INPUT RECORDS
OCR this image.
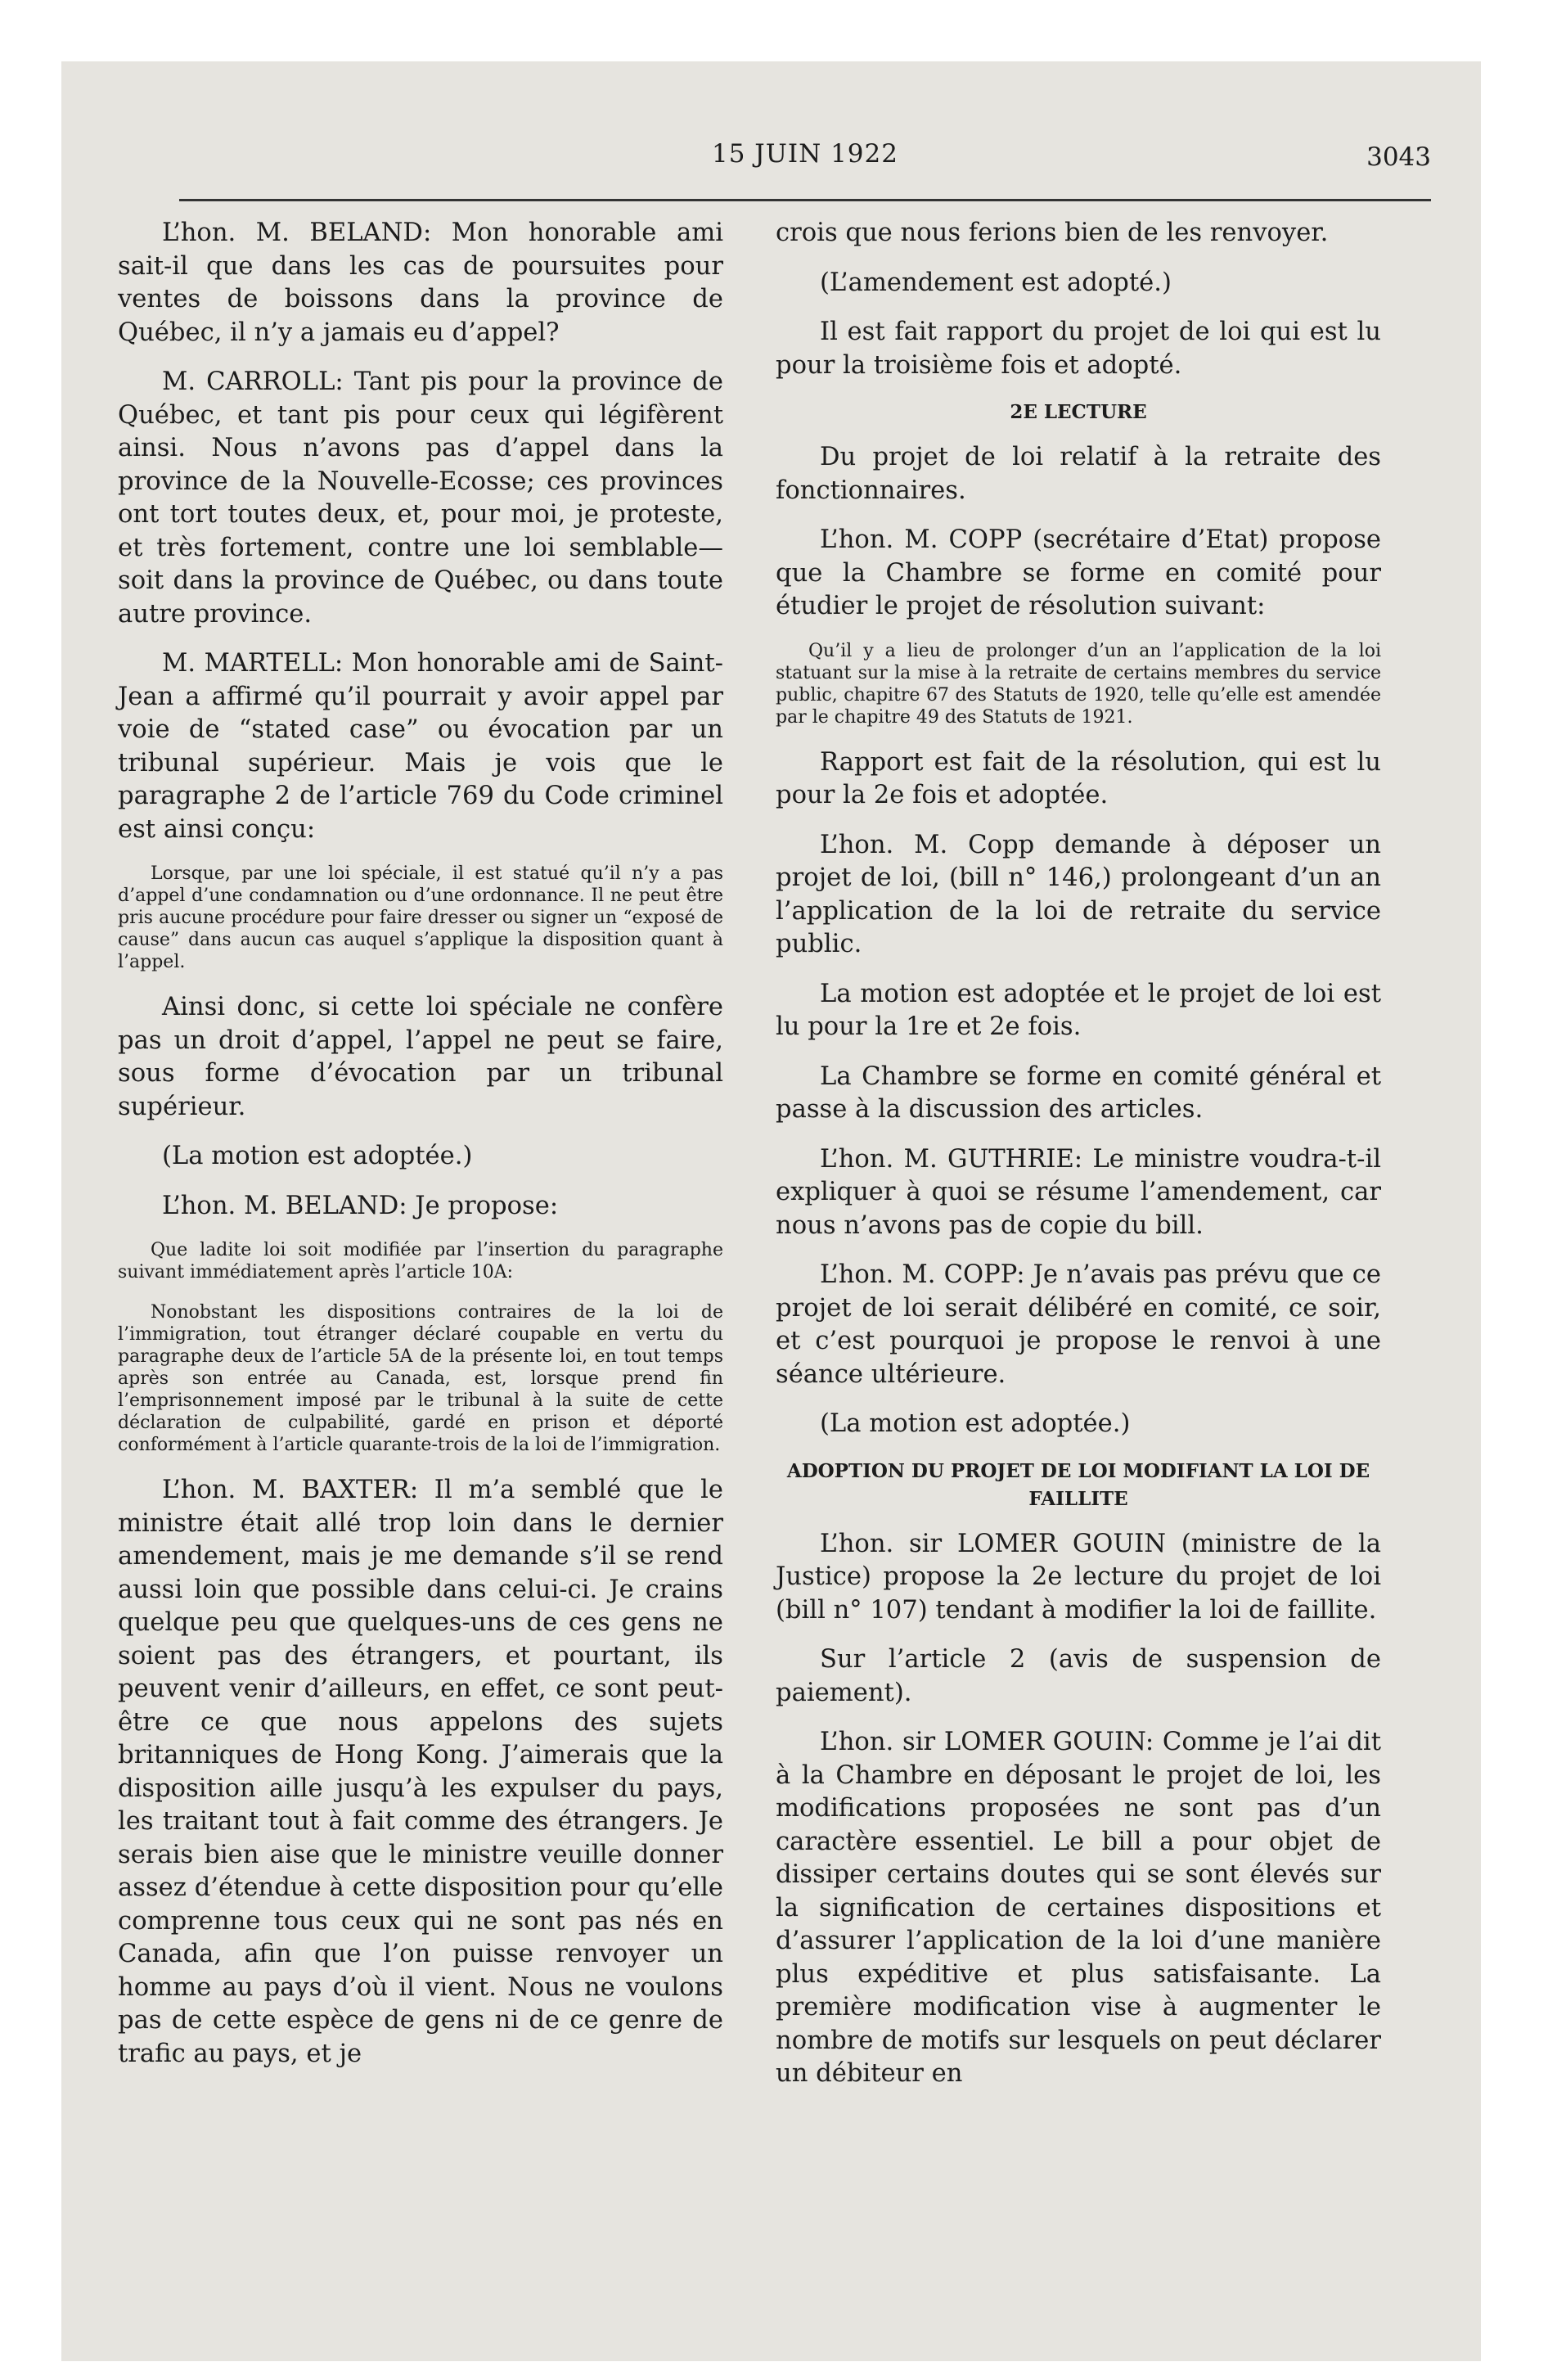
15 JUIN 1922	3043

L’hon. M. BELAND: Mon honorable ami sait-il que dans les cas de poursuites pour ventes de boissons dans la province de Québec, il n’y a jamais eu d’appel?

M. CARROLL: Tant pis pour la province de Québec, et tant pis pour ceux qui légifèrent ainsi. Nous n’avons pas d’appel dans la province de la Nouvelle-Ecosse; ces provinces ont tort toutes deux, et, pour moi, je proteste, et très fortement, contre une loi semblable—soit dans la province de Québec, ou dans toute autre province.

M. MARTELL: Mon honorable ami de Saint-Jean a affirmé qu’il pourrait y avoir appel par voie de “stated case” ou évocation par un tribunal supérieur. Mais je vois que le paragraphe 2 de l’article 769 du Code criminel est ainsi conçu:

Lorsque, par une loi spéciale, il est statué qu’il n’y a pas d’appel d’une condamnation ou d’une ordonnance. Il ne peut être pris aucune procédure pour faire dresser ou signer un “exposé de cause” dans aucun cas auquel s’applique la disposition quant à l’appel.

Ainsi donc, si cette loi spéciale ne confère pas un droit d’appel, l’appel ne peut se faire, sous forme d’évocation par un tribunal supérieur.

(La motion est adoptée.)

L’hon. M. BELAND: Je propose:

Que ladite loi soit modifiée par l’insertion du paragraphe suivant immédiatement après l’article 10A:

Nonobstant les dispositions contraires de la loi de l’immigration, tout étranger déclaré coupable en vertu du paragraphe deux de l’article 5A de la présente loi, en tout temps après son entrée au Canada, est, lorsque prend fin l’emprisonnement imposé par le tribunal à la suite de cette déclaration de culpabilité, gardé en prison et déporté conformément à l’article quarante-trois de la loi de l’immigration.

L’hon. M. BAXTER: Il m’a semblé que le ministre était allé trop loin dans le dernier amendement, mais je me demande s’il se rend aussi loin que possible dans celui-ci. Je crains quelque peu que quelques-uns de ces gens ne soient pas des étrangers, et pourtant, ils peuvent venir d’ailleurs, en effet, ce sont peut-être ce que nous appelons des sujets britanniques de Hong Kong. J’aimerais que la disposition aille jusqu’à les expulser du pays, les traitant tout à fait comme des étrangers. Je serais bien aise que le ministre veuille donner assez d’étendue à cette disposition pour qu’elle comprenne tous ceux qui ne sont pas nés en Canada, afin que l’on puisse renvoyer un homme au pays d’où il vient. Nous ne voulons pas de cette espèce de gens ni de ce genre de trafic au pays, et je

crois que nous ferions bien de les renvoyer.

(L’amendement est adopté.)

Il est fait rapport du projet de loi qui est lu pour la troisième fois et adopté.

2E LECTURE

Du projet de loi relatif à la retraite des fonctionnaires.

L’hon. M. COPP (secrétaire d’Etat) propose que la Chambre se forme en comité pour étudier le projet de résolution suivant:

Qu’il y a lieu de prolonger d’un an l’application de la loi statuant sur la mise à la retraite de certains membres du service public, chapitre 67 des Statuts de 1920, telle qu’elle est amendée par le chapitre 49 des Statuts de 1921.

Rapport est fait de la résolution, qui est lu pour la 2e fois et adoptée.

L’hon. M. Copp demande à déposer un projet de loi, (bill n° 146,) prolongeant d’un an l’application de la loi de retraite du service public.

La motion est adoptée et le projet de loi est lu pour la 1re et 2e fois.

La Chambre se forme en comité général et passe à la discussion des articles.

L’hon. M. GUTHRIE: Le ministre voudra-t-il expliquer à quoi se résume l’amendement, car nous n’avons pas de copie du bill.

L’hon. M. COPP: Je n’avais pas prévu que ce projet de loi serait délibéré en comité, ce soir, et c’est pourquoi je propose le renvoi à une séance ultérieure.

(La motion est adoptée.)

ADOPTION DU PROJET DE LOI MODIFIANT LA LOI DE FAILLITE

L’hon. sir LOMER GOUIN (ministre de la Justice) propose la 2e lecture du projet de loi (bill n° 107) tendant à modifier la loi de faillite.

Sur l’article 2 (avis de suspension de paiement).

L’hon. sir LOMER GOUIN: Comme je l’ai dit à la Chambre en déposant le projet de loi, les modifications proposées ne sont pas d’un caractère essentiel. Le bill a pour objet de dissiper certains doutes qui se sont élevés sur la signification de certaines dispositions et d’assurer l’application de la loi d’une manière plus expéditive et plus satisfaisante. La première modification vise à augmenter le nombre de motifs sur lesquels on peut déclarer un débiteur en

--

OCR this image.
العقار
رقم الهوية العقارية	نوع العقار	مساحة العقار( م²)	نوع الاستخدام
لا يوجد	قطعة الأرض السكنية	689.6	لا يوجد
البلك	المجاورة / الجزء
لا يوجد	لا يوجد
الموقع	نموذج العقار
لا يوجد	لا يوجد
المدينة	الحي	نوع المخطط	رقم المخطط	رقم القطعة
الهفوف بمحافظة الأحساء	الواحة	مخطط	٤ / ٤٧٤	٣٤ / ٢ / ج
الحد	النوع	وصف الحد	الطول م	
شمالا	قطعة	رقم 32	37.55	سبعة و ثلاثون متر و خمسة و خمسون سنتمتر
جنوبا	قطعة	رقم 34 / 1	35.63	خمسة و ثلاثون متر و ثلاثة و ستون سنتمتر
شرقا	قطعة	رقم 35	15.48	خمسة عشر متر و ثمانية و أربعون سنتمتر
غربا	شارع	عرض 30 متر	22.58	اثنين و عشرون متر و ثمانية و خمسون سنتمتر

PROMPT
Scan the material above. Copy each line that holds the word "dispositions".

WRITTEN REPLY
Nonobstant les dispositions contraires de la loi de l’immigration, tout étranger déclaré coupable en vertu du paragraphe deux de l’article 5A de la présente loi, en tout temps après son entrée au Canada, est, lorsque prend fin l’emprisonnement imposé par le tribunal à la suite de cette déclaration de culpabilité, gardé en prison et déporté conformément à l’article quarante-trois de la loi de l’immigration.
L’hon. sir LOMER GOUIN: Comme je l’ai dit à la Chambre en déposant le projet de loi, les modifications proposées ne sont pas d’un caractère essentiel. Le bill a pour objet de dissiper certains doutes qui se sont élevés sur la signification de certaines dispositions et d’assurer l’application de la loi d’une manière plus expéditive et plus satisfaisante. La première modification vise à augmenter le nombre de motifs sur lesquels on peut déclarer un débiteur en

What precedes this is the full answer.